Start of Given data

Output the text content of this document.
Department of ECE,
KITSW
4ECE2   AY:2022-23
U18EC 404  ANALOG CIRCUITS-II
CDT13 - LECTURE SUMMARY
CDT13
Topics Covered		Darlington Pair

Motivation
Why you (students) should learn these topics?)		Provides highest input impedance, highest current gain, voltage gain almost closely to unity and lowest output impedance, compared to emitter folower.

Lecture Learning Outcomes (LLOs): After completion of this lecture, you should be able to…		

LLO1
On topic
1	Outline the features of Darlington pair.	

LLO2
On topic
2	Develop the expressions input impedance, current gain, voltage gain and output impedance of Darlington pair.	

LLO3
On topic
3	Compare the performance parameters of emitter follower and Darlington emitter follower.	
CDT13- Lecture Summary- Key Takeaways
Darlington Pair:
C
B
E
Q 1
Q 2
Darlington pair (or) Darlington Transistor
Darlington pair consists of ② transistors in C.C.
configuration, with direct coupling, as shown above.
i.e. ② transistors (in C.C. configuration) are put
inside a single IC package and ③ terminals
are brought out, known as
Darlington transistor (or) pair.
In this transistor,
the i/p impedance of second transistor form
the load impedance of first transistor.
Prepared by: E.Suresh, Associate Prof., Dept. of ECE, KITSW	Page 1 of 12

End of Given data
Start of Given data

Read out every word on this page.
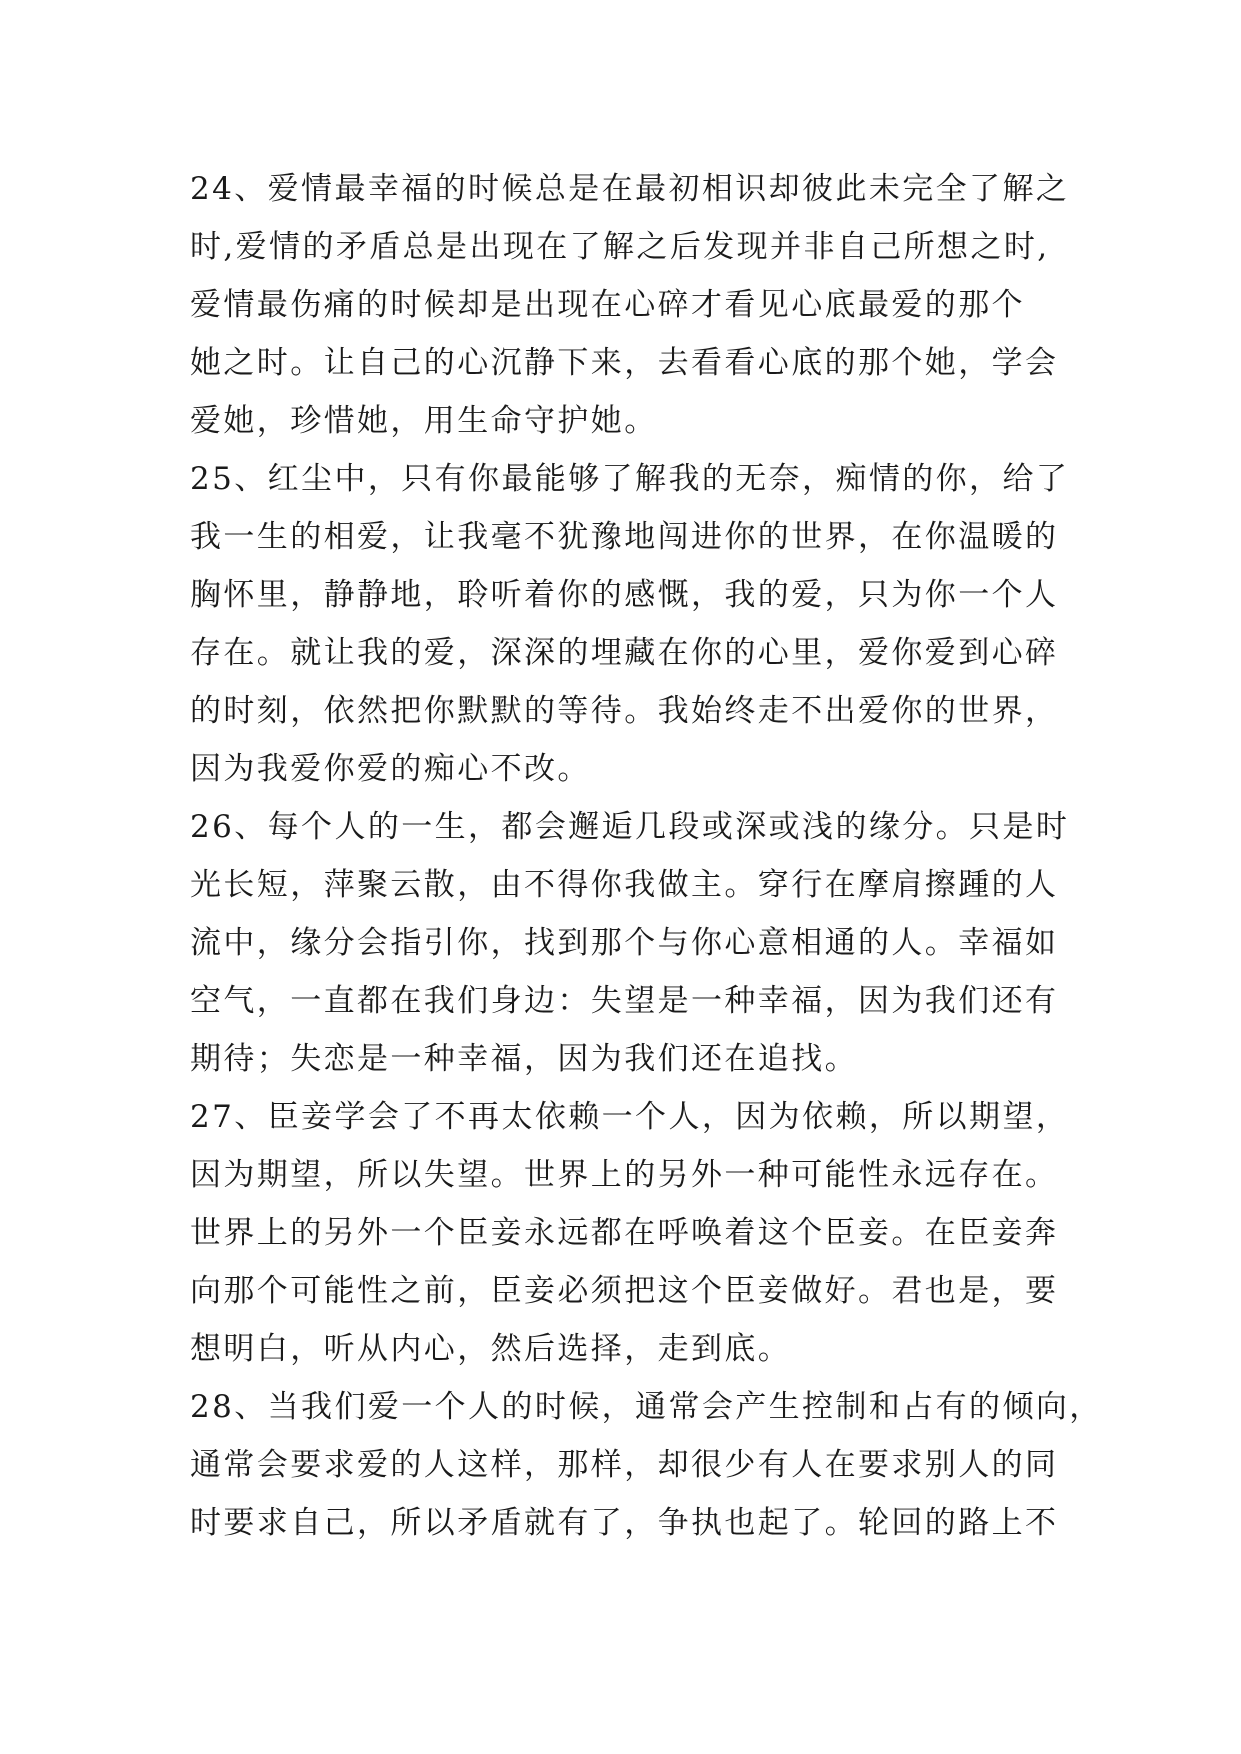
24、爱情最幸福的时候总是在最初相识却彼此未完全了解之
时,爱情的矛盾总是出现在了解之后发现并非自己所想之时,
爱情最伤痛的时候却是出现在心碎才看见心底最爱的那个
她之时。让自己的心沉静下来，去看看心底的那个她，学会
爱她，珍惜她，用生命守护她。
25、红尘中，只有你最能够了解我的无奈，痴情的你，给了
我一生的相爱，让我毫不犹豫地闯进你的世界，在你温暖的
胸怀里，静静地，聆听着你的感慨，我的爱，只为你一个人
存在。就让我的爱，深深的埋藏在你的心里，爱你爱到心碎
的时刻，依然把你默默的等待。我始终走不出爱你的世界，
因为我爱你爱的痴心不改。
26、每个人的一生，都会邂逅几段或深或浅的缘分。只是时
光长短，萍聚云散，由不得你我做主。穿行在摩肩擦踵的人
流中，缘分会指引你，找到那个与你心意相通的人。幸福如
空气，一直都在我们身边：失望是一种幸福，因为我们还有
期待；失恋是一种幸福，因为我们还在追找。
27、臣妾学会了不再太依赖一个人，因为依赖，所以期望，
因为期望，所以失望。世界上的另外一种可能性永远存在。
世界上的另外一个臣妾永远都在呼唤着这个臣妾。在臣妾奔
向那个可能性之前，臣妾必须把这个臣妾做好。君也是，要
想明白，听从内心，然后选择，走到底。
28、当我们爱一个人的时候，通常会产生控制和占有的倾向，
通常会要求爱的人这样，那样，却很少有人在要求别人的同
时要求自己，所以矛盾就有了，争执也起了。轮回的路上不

End of Given data

Short problem
Find the lines of the material that hold the word "Darlington" and report their count alone.

Correct answer
8